**What you are asked to do:**
Repeat exactly the lines that run from the one containing "Convert this document image to plain text." to the end of the data, and leave out all others.

**Records for processing:**
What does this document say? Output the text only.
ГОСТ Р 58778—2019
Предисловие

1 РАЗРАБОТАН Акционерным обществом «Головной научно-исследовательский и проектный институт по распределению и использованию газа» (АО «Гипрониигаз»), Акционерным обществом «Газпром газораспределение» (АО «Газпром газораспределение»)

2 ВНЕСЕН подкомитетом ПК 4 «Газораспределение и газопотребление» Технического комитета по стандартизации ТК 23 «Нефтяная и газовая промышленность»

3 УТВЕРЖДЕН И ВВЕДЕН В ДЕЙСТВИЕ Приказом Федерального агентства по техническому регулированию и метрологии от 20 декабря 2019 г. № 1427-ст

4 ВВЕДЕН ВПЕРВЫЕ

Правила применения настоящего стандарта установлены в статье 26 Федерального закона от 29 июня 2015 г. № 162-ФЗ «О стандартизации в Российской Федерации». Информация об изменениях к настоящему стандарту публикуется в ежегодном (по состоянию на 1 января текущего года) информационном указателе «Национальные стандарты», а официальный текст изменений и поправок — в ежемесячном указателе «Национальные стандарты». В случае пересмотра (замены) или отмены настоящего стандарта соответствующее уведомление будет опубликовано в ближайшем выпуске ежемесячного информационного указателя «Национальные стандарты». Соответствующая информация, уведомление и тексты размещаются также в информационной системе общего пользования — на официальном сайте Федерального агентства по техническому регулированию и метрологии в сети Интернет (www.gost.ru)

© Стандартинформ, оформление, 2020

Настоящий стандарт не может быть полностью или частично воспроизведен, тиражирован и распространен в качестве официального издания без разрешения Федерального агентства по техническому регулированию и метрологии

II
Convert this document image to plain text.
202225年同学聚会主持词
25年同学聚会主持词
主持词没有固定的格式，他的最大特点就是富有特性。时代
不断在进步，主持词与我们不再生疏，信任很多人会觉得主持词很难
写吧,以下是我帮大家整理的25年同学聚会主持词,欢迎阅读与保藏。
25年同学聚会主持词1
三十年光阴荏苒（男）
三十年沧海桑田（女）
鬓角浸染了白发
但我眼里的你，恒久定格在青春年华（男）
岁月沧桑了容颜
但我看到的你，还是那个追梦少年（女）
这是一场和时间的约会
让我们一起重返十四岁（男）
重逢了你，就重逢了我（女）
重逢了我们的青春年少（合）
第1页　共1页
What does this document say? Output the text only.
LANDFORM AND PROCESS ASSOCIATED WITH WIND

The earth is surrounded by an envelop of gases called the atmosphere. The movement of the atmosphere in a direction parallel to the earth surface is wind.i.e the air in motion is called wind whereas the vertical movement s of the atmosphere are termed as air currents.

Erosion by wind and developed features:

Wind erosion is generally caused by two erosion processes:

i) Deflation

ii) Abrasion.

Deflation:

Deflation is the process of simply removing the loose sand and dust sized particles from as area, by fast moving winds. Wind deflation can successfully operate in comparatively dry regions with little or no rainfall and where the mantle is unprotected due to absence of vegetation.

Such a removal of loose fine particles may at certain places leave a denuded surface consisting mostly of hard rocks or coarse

**The result:**
Convert this document image to plain text.
202225年同学聚会主持词
25年同学聚会主持词
主持词没有固定的格式，他的最大特点就是富有特性。时代
不断在进步，主持词与我们不再生疏，信任很多人会觉得主持词很难
写吧,以下是我帮大家整理的25年同学聚会主持词,欢迎阅读与保藏。
25年同学聚会主持词1
三十年光阴荏苒（男）
三十年沧海桑田（女）
鬓角浸染了白发
但我眼里的你，恒久定格在青春年华（男）
岁月沧桑了容颜
但我看到的你，还是那个追梦少年（女）
这是一场和时间的约会
让我们一起重返十四岁（男）
重逢了你，就重逢了我（女）
重逢了我们的青春年少（合）
第1页　共1页
What does this document say? Output the text only.
LANDFORM AND PROCESS ASSOCIATED WITH WIND

The earth is surrounded by an envelop of gases called the atmosphere. The movement of the atmosphere in a direction parallel to the earth surface is wind.i.e the air in motion is called wind whereas the vertical movement s of the atmosphere are termed as air currents.

Erosion by wind and developed features:

Wind erosion is generally caused by two erosion processes:

i) Deflation

ii) Abrasion.

Deflation:

Deflation is the process of simply removing the loose sand and dust sized particles from as area, by fast moving winds. Wind deflation can successfully operate in comparatively dry regions with little or no rainfall and where the mantle is unprotected due to absence of vegetation.

Such a removal of loose fine particles may at certain places leave a denuded surface consisting mostly of hard rocks or coarse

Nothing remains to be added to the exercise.